-- START Record extracts --
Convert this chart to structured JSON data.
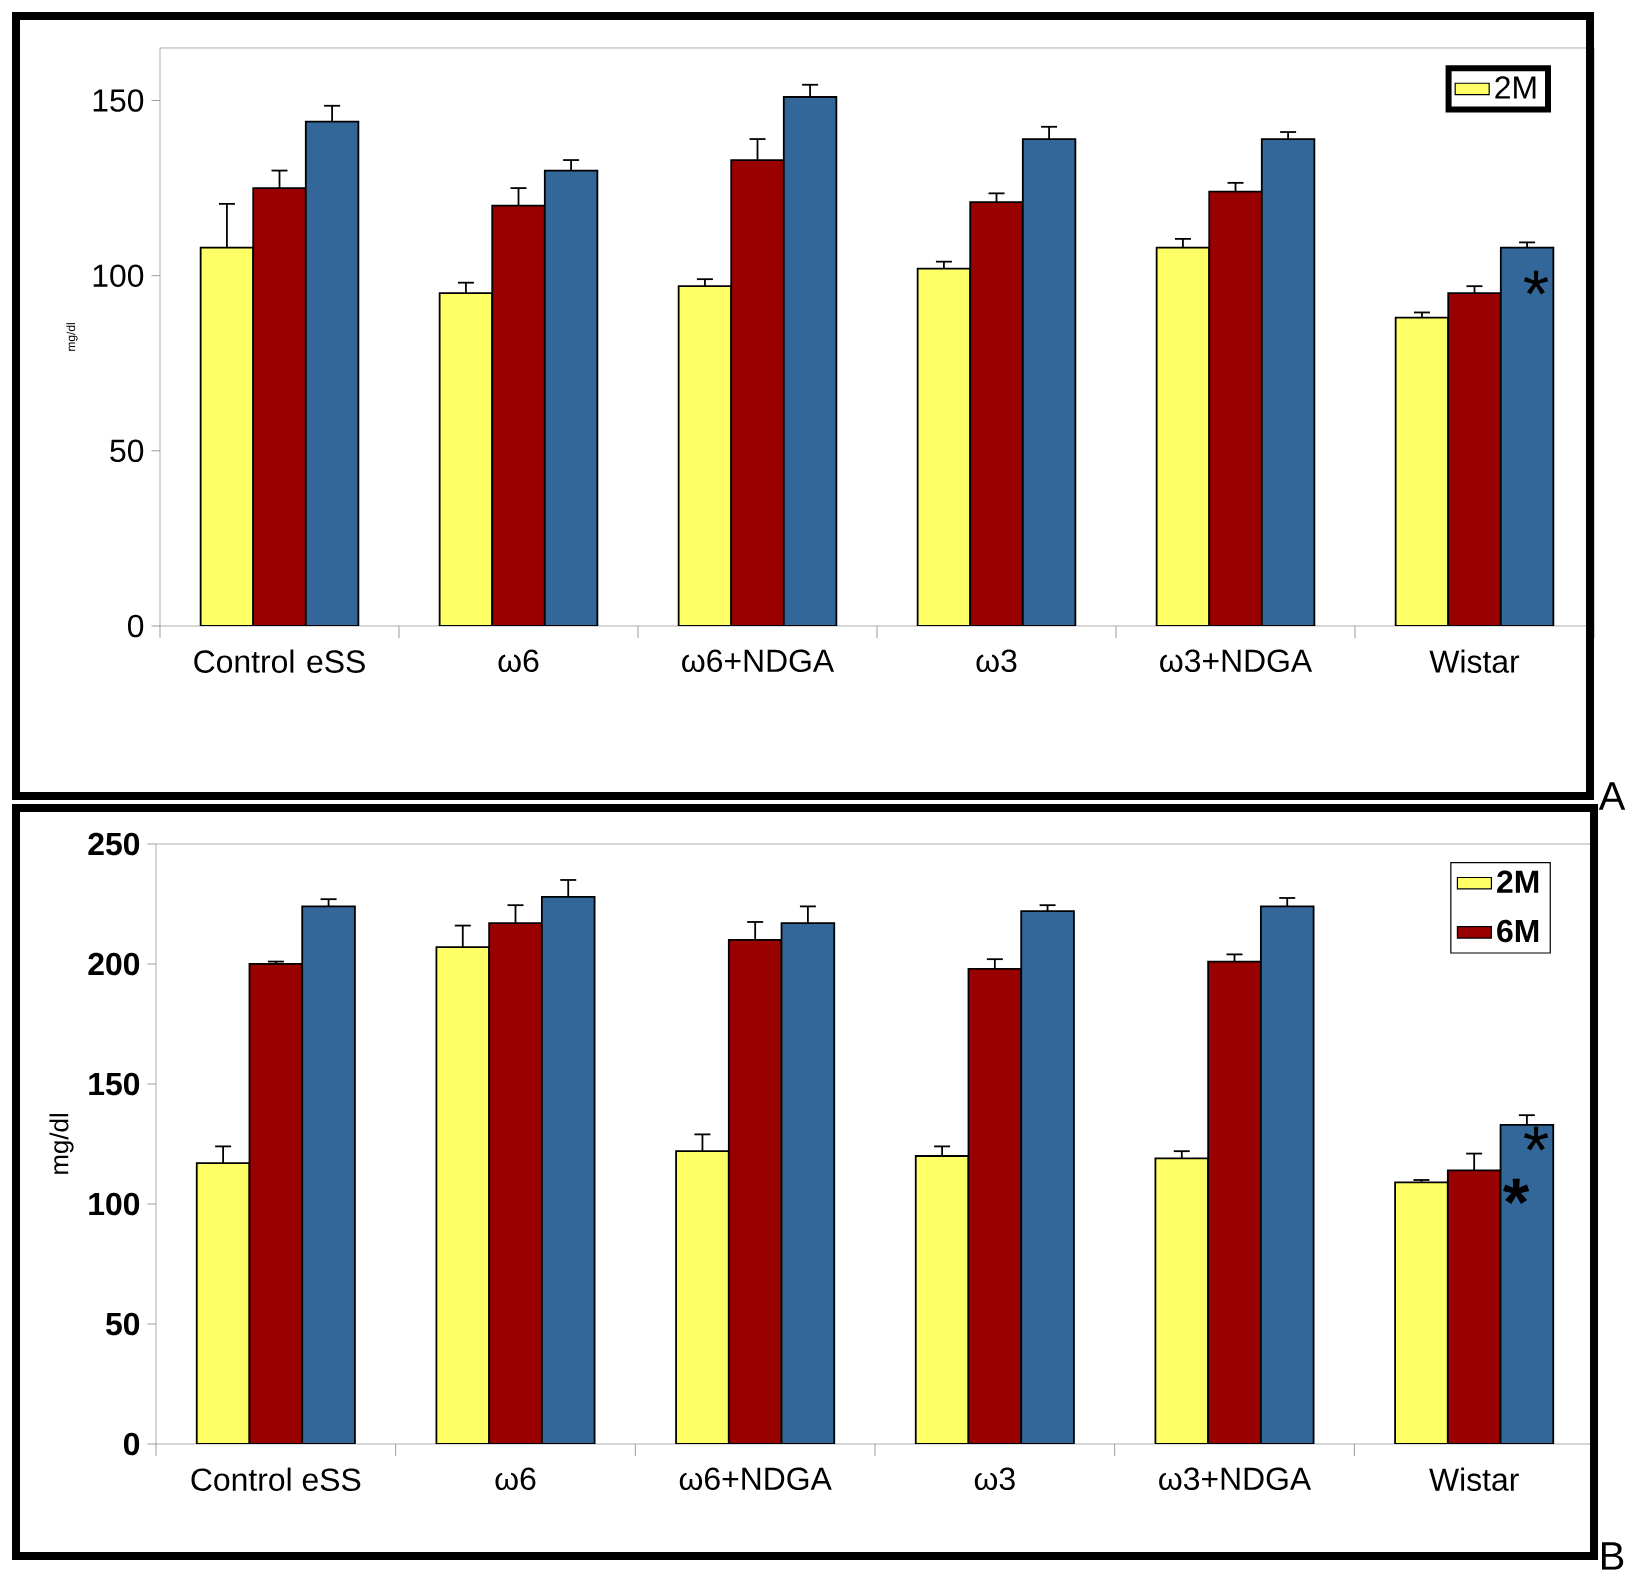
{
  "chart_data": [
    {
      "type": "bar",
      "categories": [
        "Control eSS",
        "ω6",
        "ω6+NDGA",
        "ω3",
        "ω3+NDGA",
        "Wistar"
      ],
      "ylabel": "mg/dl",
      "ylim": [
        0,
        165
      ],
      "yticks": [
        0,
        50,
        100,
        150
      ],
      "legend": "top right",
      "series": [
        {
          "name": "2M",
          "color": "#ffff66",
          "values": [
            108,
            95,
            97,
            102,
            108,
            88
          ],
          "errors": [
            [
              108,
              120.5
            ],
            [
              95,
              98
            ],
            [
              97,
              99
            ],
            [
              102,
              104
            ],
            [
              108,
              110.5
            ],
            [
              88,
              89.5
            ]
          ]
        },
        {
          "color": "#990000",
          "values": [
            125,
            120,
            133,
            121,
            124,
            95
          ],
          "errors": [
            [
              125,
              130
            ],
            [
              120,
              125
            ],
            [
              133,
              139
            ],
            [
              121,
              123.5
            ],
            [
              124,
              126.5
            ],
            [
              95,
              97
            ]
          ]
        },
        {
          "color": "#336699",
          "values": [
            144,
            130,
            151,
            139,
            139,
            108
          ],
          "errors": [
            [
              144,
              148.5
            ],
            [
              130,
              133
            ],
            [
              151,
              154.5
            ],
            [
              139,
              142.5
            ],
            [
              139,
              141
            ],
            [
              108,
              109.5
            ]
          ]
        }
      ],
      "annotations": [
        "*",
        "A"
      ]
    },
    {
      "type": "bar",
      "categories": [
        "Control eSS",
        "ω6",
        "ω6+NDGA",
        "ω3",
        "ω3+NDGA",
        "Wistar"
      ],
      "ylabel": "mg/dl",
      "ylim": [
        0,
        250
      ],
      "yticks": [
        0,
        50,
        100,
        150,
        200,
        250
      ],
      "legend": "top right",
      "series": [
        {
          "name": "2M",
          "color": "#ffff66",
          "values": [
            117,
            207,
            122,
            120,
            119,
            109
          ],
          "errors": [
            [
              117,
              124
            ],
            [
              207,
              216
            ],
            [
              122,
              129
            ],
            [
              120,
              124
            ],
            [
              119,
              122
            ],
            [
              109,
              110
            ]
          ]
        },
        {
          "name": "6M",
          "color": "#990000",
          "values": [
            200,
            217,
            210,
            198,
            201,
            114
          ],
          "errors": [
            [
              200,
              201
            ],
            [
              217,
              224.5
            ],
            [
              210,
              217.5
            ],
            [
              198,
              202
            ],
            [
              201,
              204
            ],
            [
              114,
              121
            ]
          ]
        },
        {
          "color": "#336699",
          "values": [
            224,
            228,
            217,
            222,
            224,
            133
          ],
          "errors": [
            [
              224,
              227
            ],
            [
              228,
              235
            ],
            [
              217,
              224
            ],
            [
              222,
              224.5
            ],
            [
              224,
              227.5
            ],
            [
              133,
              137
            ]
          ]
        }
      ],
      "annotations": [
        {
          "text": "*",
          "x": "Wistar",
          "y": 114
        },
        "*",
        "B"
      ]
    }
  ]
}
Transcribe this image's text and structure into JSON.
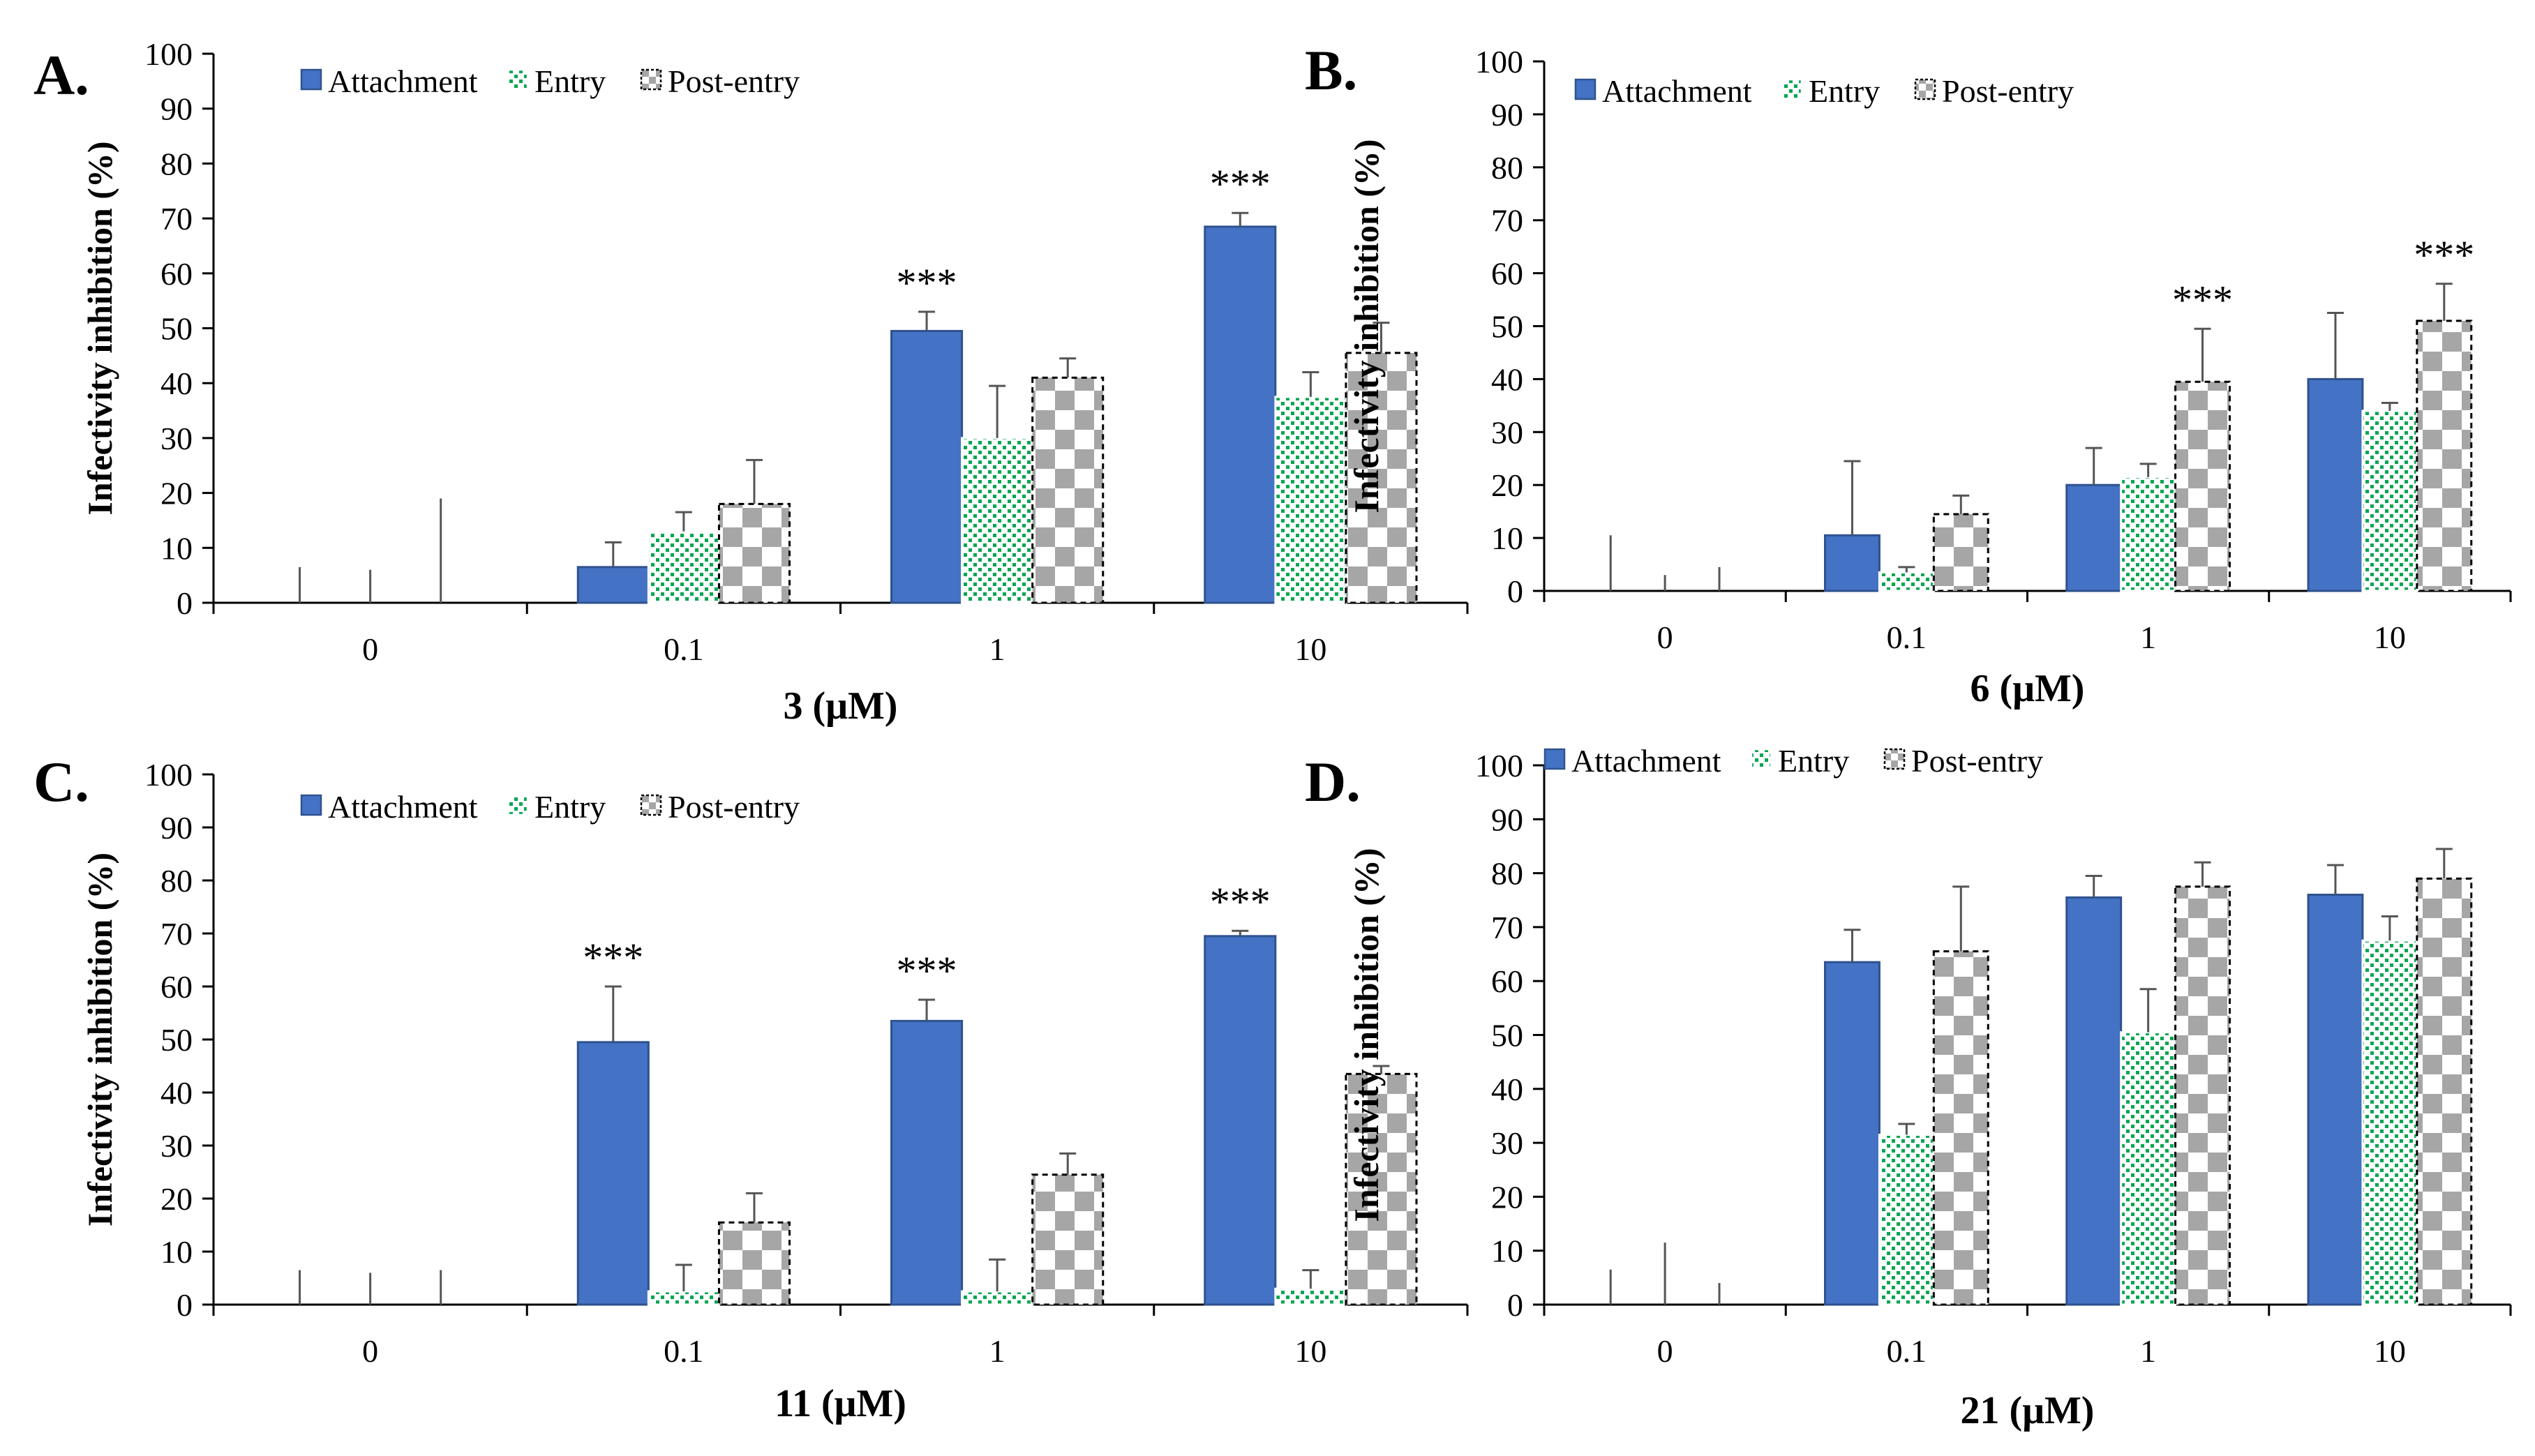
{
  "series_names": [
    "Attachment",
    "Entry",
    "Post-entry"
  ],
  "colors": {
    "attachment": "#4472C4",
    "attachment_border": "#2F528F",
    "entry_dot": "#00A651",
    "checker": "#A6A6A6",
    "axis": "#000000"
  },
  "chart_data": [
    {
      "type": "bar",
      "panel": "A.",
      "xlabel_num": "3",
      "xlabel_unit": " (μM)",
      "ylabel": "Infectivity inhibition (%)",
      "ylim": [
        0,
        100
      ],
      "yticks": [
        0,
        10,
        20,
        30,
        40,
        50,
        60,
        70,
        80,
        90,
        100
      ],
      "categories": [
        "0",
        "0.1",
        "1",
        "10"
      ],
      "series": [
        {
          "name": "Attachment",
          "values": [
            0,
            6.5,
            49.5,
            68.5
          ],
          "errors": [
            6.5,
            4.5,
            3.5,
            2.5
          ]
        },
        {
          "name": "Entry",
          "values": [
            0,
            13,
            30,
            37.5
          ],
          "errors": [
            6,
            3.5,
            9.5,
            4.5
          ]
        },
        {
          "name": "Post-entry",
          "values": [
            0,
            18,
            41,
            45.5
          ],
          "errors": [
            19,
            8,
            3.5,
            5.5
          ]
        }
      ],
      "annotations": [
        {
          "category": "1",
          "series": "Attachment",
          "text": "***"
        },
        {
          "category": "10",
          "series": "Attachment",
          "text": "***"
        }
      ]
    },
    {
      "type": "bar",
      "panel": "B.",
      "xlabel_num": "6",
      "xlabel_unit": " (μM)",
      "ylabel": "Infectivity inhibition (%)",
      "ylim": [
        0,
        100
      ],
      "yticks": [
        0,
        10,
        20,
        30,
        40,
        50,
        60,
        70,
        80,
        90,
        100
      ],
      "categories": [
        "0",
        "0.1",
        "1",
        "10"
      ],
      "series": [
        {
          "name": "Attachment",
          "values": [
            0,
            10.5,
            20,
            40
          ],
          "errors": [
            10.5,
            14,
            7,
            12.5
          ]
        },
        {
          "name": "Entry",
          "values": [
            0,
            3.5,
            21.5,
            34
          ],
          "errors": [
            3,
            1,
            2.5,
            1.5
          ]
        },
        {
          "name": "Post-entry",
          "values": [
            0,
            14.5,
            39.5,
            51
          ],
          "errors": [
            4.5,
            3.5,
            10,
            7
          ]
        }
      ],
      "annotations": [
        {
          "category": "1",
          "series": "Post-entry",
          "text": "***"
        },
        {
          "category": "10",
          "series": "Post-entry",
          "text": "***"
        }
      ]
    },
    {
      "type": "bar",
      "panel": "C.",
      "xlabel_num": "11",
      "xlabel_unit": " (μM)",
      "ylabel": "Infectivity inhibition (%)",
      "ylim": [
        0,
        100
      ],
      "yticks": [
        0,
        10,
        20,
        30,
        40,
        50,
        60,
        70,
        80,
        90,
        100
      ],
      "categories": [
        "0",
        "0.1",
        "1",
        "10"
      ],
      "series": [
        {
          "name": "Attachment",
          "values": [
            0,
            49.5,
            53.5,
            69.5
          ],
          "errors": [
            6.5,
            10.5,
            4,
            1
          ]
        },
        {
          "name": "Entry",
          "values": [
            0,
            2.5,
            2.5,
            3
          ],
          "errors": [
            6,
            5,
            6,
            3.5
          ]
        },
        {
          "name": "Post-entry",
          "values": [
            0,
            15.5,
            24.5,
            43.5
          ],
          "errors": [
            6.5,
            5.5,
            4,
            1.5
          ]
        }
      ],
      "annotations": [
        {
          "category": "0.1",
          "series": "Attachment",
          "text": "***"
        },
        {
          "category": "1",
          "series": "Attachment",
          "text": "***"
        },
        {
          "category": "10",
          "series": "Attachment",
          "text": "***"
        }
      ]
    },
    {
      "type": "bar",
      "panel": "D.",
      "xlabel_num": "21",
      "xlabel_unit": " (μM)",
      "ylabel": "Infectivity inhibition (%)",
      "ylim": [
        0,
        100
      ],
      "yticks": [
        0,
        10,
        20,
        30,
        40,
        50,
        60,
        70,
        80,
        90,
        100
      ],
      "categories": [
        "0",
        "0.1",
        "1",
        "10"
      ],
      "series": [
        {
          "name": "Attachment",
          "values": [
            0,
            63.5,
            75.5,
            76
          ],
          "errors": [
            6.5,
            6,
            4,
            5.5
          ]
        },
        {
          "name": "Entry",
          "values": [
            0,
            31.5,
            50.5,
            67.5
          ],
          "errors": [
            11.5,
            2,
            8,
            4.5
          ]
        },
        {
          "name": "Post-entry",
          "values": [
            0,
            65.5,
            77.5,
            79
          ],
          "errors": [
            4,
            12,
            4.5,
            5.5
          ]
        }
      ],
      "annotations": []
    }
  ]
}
-- END Record extracts --
■ Task brief: Say how many lines in this material hold "JSON", and say nothing else.

■ Output of the task: 2